[What to produce] Print out the material that follows word for word.

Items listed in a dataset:
* begin *

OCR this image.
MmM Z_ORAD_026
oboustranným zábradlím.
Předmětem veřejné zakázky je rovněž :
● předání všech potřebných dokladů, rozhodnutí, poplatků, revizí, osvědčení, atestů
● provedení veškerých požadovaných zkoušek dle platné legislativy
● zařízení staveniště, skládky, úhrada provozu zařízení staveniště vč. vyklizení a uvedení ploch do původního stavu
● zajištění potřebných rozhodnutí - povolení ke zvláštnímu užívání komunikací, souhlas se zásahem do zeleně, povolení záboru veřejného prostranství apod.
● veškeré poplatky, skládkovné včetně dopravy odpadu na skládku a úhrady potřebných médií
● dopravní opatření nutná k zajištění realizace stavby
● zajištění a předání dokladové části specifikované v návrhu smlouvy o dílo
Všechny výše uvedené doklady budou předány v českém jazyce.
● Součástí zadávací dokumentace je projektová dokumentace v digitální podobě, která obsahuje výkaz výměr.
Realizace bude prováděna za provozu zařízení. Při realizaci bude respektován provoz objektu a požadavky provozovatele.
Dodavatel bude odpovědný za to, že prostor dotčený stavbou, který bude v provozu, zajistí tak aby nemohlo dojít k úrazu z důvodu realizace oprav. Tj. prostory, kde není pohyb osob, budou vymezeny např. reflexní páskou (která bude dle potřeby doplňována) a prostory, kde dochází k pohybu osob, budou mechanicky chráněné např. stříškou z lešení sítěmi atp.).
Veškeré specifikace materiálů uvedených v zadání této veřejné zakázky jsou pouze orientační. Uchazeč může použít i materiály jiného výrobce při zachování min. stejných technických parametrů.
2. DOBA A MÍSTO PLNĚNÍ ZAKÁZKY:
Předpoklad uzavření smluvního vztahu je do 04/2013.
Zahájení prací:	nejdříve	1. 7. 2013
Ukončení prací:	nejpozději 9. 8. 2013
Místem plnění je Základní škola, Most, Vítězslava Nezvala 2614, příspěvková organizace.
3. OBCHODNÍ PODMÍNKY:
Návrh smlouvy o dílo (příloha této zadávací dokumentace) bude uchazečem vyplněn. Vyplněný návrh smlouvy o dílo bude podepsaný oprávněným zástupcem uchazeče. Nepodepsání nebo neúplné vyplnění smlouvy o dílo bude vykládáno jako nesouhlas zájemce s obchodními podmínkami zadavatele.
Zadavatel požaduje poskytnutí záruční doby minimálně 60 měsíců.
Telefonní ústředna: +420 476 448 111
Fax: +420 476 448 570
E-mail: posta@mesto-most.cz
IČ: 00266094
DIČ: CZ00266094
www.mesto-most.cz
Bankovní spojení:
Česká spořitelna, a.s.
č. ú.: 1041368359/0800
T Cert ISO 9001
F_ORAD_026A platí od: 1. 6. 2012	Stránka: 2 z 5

* end *

[Response to the task]
OCR this image.
MmM Z_ORAD_026
oboustranným zábradlím.
Předmětem veřejné zakázky je rovněž :
● předání všech potřebných dokladů, rozhodnutí, poplatků, revizí, osvědčení, atestů
● provedení veškerých požadovaných zkoušek dle platné legislativy
● zařízení staveniště, skládky, úhrada provozu zařízení staveniště vč. vyklizení a uvedení ploch do původního stavu
● zajištění potřebných rozhodnutí - povolení ke zvláštnímu užívání komunikací, souhlas se zásahem do zeleně, povolení záboru veřejného prostranství apod.
● veškeré poplatky, skládkovné včetně dopravy odpadu na skládku a úhrady potřebných médií
● dopravní opatření nutná k zajištění realizace stavby
● zajištění a předání dokladové části specifikované v návrhu smlouvy o dílo
Všechny výše uvedené doklady budou předány v českém jazyce.
● Součástí zadávací dokumentace je projektová dokumentace v digitální podobě, která obsahuje výkaz výměr.
Realizace bude prováděna za provozu zařízení. Při realizaci bude respektován provoz objektu a požadavky provozovatele.
Dodavatel bude odpovědný za to, že prostor dotčený stavbou, který bude v provozu, zajistí tak aby nemohlo dojít k úrazu z důvodu realizace oprav. Tj. prostory, kde není pohyb osob, budou vymezeny např. reflexní páskou (která bude dle potřeby doplňována) a prostory, kde dochází k pohybu osob, budou mechanicky chráněné např. stříškou z lešení sítěmi atp.).
Veškeré specifikace materiálů uvedených v zadání této veřejné zakázky jsou pouze orientační. Uchazeč může použít i materiály jiného výrobce při zachování min. stejných technických parametrů.
2. DOBA A MÍSTO PLNĚNÍ ZAKÁZKY:
Předpoklad uzavření smluvního vztahu je do 04/2013.
Zahájení prací:	nejdříve	1. 7. 2013
Ukončení prací:	nejpozději 9. 8. 2013
Místem plnění je Základní škola, Most, Vítězslava Nezvala 2614, příspěvková organizace.
3. OBCHODNÍ PODMÍNKY:
Návrh smlouvy o dílo (příloha této zadávací dokumentace) bude uchazečem vyplněn. Vyplněný návrh smlouvy o dílo bude podepsaný oprávněným zástupcem uchazeče. Nepodepsání nebo neúplné vyplnění smlouvy o dílo bude vykládáno jako nesouhlas zájemce s obchodními podmínkami zadavatele.
Zadavatel požaduje poskytnutí záruční doby minimálně 60 měsíců.
Telefonní ústředna: +420 476 448 111
Fax: +420 476 448 570
E-mail: posta@mesto-most.cz
IČ: 00266094
DIČ: CZ00266094
www.mesto-most.cz
Bankovní spojení:
Česká spořitelna, a.s.
č. ú.: 1041368359/0800
T Cert ISO 9001
F_ORAD_026A platí od: 1. 6. 2012	Stránka: 2 z 5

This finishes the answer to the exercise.